* [WORK TO COMPLETE]: Can you copy every one of the records below word for word, keeping each line unchanged?

* [DATA PROVIDED]:
_____

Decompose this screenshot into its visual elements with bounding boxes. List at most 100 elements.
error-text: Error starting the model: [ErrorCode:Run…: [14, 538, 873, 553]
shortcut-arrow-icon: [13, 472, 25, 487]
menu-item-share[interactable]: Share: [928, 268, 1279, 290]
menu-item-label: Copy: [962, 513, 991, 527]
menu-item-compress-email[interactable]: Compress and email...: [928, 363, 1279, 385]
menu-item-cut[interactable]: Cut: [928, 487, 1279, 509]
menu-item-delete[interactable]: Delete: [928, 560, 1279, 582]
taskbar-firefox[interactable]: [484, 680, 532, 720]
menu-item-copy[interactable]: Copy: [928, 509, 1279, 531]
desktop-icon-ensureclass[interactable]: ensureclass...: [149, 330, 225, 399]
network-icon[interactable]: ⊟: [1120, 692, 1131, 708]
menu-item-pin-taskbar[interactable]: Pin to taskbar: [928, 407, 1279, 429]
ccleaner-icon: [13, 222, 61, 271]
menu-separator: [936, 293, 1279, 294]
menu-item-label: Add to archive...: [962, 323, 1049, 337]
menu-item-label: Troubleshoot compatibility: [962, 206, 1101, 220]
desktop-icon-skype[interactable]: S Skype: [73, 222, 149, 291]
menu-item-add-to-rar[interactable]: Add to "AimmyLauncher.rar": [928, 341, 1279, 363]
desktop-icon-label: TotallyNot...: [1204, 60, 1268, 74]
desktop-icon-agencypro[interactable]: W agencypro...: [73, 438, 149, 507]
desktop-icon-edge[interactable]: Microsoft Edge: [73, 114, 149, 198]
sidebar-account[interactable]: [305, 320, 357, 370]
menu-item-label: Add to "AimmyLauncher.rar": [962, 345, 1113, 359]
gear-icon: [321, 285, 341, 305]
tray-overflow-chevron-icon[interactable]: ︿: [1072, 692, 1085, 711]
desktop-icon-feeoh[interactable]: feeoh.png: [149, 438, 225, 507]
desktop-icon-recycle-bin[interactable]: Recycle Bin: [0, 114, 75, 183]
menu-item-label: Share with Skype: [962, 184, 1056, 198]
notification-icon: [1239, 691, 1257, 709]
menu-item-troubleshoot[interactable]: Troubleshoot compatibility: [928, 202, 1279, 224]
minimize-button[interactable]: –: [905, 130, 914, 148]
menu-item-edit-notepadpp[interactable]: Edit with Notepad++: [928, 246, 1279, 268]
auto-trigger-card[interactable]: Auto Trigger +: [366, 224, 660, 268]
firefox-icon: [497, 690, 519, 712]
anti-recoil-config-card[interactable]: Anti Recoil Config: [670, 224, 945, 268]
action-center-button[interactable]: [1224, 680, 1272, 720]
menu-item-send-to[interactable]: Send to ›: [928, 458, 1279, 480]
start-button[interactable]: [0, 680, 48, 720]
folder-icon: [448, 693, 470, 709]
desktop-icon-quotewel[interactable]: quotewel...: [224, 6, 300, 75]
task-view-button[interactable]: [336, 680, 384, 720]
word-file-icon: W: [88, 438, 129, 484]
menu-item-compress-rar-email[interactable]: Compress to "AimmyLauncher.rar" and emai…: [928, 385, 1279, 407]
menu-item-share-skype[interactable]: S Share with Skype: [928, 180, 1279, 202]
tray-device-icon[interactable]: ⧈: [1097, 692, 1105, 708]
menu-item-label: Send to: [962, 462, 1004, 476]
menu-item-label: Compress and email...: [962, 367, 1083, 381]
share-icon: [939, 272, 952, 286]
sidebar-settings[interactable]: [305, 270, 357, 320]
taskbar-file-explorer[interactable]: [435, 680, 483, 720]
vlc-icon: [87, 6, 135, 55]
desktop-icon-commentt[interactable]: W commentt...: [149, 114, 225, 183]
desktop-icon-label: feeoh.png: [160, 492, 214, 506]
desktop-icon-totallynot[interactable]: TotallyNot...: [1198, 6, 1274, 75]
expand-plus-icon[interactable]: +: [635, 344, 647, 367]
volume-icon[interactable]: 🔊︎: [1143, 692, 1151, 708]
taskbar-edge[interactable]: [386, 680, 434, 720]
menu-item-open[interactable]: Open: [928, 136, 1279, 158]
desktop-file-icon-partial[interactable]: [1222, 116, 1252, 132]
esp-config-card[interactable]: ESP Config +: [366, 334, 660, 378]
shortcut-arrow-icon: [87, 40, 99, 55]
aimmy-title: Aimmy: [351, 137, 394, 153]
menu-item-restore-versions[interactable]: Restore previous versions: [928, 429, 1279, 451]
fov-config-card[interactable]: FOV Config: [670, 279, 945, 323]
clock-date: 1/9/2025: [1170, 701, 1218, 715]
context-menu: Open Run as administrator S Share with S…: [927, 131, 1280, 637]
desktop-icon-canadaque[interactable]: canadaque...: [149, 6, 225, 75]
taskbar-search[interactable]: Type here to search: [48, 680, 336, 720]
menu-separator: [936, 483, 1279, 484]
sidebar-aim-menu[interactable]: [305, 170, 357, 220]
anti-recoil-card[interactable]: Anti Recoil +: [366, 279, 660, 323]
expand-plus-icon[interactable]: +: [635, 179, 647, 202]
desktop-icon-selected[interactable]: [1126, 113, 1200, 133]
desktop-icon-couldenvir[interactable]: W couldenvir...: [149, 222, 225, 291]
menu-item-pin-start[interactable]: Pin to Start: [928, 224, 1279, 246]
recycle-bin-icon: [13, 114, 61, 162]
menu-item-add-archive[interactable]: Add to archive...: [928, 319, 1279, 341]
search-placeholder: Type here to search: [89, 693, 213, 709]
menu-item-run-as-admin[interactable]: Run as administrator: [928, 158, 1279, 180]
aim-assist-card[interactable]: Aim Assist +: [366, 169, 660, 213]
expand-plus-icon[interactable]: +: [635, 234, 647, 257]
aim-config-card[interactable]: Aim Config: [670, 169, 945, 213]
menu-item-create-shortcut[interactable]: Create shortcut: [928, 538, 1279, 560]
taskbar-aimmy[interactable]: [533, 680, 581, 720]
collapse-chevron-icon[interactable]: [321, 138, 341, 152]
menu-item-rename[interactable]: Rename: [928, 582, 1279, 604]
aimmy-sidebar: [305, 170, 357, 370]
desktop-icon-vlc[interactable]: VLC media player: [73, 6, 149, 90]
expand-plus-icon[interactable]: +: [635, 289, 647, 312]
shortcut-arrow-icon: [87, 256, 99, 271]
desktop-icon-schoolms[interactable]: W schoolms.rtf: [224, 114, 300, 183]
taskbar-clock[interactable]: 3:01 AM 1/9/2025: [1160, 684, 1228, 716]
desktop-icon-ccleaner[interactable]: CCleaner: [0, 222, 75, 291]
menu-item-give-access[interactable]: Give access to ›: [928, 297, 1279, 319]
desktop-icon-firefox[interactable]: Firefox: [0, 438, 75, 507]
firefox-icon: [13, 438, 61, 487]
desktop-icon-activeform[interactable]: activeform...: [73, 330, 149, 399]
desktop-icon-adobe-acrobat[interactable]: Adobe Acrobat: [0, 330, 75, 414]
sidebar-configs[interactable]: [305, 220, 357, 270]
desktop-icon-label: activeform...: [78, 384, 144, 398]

_____

* [SOLUTION FOR THIS PROBLEM]:
Decompose this screenshot into its visual elements with bounding boxes. List at most 100 elements.
error-text: Error starting the model: [ErrorCode:Run…: [14, 538, 873, 553]
shortcut-arrow-icon: [13, 472, 25, 487]
menu-item-share[interactable]: Share: [928, 268, 1279, 290]
menu-item-label: Copy: [962, 513, 991, 527]
menu-item-compress-email[interactable]: Compress and email...: [928, 363, 1279, 385]
menu-item-cut[interactable]: Cut: [928, 487, 1279, 509]
menu-item-delete[interactable]: Delete: [928, 560, 1279, 582]
taskbar-firefox[interactable]: [484, 680, 532, 720]
menu-item-copy[interactable]: Copy: [928, 509, 1279, 531]
desktop-icon-ensureclass[interactable]: ensureclass...: [149, 330, 225, 399]
network-icon[interactable]: ⊟: [1120, 692, 1131, 708]
menu-item-pin-taskbar[interactable]: Pin to taskbar: [928, 407, 1279, 429]
ccleaner-icon: [13, 222, 61, 271]
menu-separator: [936, 293, 1279, 294]
menu-item-label: Add to archive...: [962, 323, 1049, 337]
menu-item-label: Troubleshoot compatibility: [962, 206, 1101, 220]
desktop-icon-skype[interactable]: S Skype: [73, 222, 149, 291]
menu-item-add-to-rar[interactable]: Add to "AimmyLauncher.rar": [928, 341, 1279, 363]
desktop-icon-label: TotallyNot...: [1204, 60, 1268, 74]
desktop-icon-agencypro[interactable]: W agencypro...: [73, 438, 149, 507]
desktop-icon-edge[interactable]: Microsoft Edge: [73, 114, 149, 198]
sidebar-account[interactable]: [305, 320, 357, 370]
menu-item-label: Add to "AimmyLauncher.rar": [962, 345, 1113, 359]
gear-icon: [321, 285, 341, 305]
tray-overflow-chevron-icon[interactable]: ︿: [1072, 692, 1085, 711]
desktop-icon-feeoh[interactable]: feeoh.png: [149, 438, 225, 507]
desktop-icon-recycle-bin[interactable]: Recycle Bin: [0, 114, 75, 183]
menu-item-label: Share with Skype: [962, 184, 1056, 198]
notification-icon: [1239, 691, 1257, 709]
menu-item-troubleshoot[interactable]: Troubleshoot compatibility: [928, 202, 1279, 224]
minimize-button[interactable]: –: [905, 130, 914, 148]
menu-item-edit-notepadpp[interactable]: Edit with Notepad++: [928, 246, 1279, 268]
auto-trigger-card[interactable]: Auto Trigger +: [366, 224, 660, 268]
firefox-icon: [497, 690, 519, 712]
anti-recoil-config-card[interactable]: Anti Recoil Config: [670, 224, 945, 268]
action-center-button[interactable]: [1224, 680, 1272, 720]
menu-item-send-to[interactable]: Send to ›: [928, 458, 1279, 480]
start-button[interactable]: [0, 680, 48, 720]
folder-icon: [448, 693, 470, 709]
desktop-icon-quotewel[interactable]: quotewel...: [224, 6, 300, 75]
task-view-button[interactable]: [336, 680, 384, 720]
word-file-icon: W: [88, 438, 129, 484]
menu-item-compress-rar-email[interactable]: Compress to "AimmyLauncher.rar" and emai…: [928, 385, 1279, 407]
menu-item-share-skype[interactable]: S Share with Skype: [928, 180, 1279, 202]
tray-device-icon[interactable]: ⧈: [1097, 692, 1105, 708]
menu-item-label: Send to: [962, 462, 1004, 476]
menu-item-label: Compress and email...: [962, 367, 1083, 381]
share-icon: [939, 272, 952, 286]
sidebar-settings[interactable]: [305, 270, 357, 320]
taskbar-file-explorer[interactable]: [435, 680, 483, 720]
vlc-icon: [87, 6, 135, 55]
desktop-icon-commentt[interactable]: W commentt...: [149, 114, 225, 183]
desktop-icon-label: feeoh.png: [160, 492, 214, 506]
desktop-icon-totallynot[interactable]: TotallyNot...: [1198, 6, 1274, 75]
expand-plus-icon[interactable]: +: [635, 344, 647, 367]
volume-icon[interactable]: 🔊︎: [1143, 692, 1151, 708]
taskbar-edge[interactable]: [386, 680, 434, 720]
menu-item-open[interactable]: Open: [928, 136, 1279, 158]
desktop-file-icon-partial[interactable]: [1222, 116, 1252, 132]
esp-config-card[interactable]: ESP Config +: [366, 334, 660, 378]
shortcut-arrow-icon: [87, 40, 99, 55]
aimmy-title: Aimmy: [351, 137, 394, 153]
menu-item-restore-versions[interactable]: Restore previous versions: [928, 429, 1279, 451]
fov-config-card[interactable]: FOV Config: [670, 279, 945, 323]
clock-date: 1/9/2025: [1170, 701, 1218, 715]
context-menu: Open Run as administrator S Share with S…: [927, 131, 1280, 637]
desktop-icon-canadaque[interactable]: canadaque...: [149, 6, 225, 75]
taskbar-search[interactable]: Type here to search: [48, 680, 336, 720]
menu-separator: [936, 483, 1279, 484]
sidebar-aim-menu[interactable]: [305, 170, 357, 220]
anti-recoil-card[interactable]: Anti Recoil +: [366, 279, 660, 323]
expand-plus-icon[interactable]: +: [635, 179, 647, 202]
desktop-icon-selected[interactable]: [1126, 113, 1200, 133]
desktop-icon-couldenvir[interactable]: W couldenvir...: [149, 222, 225, 291]
menu-item-pin-start[interactable]: Pin to Start: [928, 224, 1279, 246]
recycle-bin-icon: [13, 114, 61, 162]
menu-item-add-archive[interactable]: Add to archive...: [928, 319, 1279, 341]
search-placeholder: Type here to search: [89, 693, 213, 709]
menu-item-run-as-admin[interactable]: Run as administrator: [928, 158, 1279, 180]
aim-assist-card[interactable]: Aim Assist +: [366, 169, 660, 213]
expand-plus-icon[interactable]: +: [635, 234, 647, 257]
aim-config-card[interactable]: Aim Config: [670, 169, 945, 213]
menu-item-create-shortcut[interactable]: Create shortcut: [928, 538, 1279, 560]
taskbar-aimmy[interactable]: [533, 680, 581, 720]
collapse-chevron-icon[interactable]: [321, 138, 341, 152]
menu-item-rename[interactable]: Rename: [928, 582, 1279, 604]
aimmy-sidebar: [305, 170, 357, 370]
desktop-icon-vlc[interactable]: VLC media player: [73, 6, 149, 90]
expand-plus-icon[interactable]: +: [635, 289, 647, 312]
shortcut-arrow-icon: [87, 256, 99, 271]
desktop-icon-schoolms[interactable]: W schoolms.rtf: [224, 114, 300, 183]
taskbar-clock[interactable]: 3:01 AM 1/9/2025: [1160, 684, 1228, 716]
desktop-icon-ccleaner[interactable]: CCleaner: [0, 222, 75, 291]
menu-item-give-access[interactable]: Give access to ›: [928, 297, 1279, 319]
desktop-icon-firefox[interactable]: Firefox: [0, 438, 75, 507]
firefox-icon: [13, 438, 61, 487]
desktop-icon-activeform[interactable]: activeform...: [73, 330, 149, 399]
desktop-icon-adobe-acrobat[interactable]: Adobe Acrobat: [0, 330, 75, 414]
sidebar-configs[interactable]: [305, 220, 357, 270]
desktop-icon-label: activeform...: [78, 384, 144, 398]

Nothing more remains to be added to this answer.